What the task requires. Retype each record below word for word. Leave the pictures out.

Records provided.
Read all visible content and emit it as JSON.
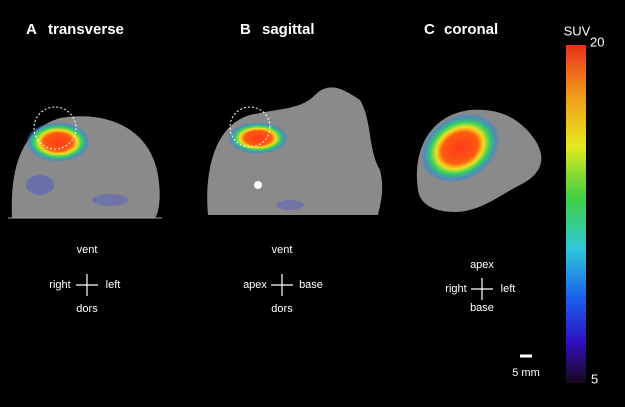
{
  "panels": [
    {
      "letter": "A",
      "label": "transverse",
      "top": "vent",
      "left": "right",
      "right": "left",
      "bottom": "dors"
    },
    {
      "letter": "B",
      "label": "sagittal",
      "top": "vent",
      "left": "apex",
      "right": "base",
      "bottom": "dors"
    },
    {
      "letter": "C",
      "label": "coronal",
      "top": "apex",
      "left": "right",
      "right": "left",
      "bottom": "base"
    }
  ],
  "colorbar": {
    "label": "SUV",
    "max": 20,
    "min": 5
  },
  "scale_bar": "5 mm"
}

Finished exercise.
Read all visible content and emit it as JSON.
{
  "panels": [
    {
      "letter": "A",
      "label": "transverse",
      "top": "vent",
      "left": "right",
      "right": "left",
      "bottom": "dors"
    },
    {
      "letter": "B",
      "label": "sagittal",
      "top": "vent",
      "left": "apex",
      "right": "base",
      "bottom": "dors"
    },
    {
      "letter": "C",
      "label": "coronal",
      "top": "apex",
      "left": "right",
      "right": "left",
      "bottom": "base"
    }
  ],
  "colorbar": {
    "label": "SUV",
    "max": 20,
    "min": 5
  },
  "scale_bar": "5 mm"
}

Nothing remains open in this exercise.